▶ _WHAT NEEDS TO BE DONE_
Please repeat all of the listing exactly.

▶ _RECORDS FOR THIS TASK_
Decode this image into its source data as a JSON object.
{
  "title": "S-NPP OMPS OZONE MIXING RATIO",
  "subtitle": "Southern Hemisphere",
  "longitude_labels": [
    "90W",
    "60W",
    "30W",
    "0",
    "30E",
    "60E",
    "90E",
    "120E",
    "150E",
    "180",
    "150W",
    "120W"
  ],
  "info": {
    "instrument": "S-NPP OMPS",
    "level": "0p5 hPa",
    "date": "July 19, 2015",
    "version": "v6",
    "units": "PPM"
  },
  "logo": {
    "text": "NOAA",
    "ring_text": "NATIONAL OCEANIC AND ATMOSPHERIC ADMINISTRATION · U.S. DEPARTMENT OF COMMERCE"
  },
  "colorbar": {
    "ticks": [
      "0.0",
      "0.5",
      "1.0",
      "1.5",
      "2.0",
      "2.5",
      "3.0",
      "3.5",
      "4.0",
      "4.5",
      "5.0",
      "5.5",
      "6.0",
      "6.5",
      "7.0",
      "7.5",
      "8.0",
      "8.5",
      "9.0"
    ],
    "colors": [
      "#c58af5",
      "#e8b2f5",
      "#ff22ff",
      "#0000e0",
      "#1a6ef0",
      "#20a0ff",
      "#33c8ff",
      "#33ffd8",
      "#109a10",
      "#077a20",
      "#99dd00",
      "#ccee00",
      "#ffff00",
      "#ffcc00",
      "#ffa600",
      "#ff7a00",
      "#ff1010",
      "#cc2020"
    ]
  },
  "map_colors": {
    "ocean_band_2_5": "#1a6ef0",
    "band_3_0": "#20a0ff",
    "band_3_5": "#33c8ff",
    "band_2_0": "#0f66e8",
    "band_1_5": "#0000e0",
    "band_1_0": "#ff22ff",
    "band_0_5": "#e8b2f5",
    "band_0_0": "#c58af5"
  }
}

▶ _OUTPUT OF THE EXERCISE_
Decode this image into its source data as a JSON object.
{
  "title": "S-NPP OMPS OZONE MIXING RATIO",
  "subtitle": "Southern Hemisphere",
  "longitude_labels": [
    "90W",
    "60W",
    "30W",
    "0",
    "30E",
    "60E",
    "90E",
    "120E",
    "150E",
    "180",
    "150W",
    "120W"
  ],
  "info": {
    "instrument": "S-NPP OMPS",
    "level": "0p5 hPa",
    "date": "July 19, 2015",
    "version": "v6",
    "units": "PPM"
  },
  "logo": {
    "text": "NOAA",
    "ring_text": "NATIONAL OCEANIC AND ATMOSPHERIC ADMINISTRATION · U.S. DEPARTMENT OF COMMERCE"
  },
  "colorbar": {
    "ticks": [
      "0.0",
      "0.5",
      "1.0",
      "1.5",
      "2.0",
      "2.5",
      "3.0",
      "3.5",
      "4.0",
      "4.5",
      "5.0",
      "5.5",
      "6.0",
      "6.5",
      "7.0",
      "7.5",
      "8.0",
      "8.5",
      "9.0"
    ],
    "colors": [
      "#c58af5",
      "#e8b2f5",
      "#ff22ff",
      "#0000e0",
      "#1a6ef0",
      "#20a0ff",
      "#33c8ff",
      "#33ffd8",
      "#109a10",
      "#077a20",
      "#99dd00",
      "#ccee00",
      "#ffff00",
      "#ffcc00",
      "#ffa600",
      "#ff7a00",
      "#ff1010",
      "#cc2020"
    ]
  },
  "map_colors": {
    "ocean_band_2_5": "#1a6ef0",
    "band_3_0": "#20a0ff",
    "band_3_5": "#33c8ff",
    "band_2_0": "#0f66e8",
    "band_1_5": "#0000e0",
    "band_1_0": "#ff22ff",
    "band_0_5": "#e8b2f5",
    "band_0_0": "#c58af5"
  }
}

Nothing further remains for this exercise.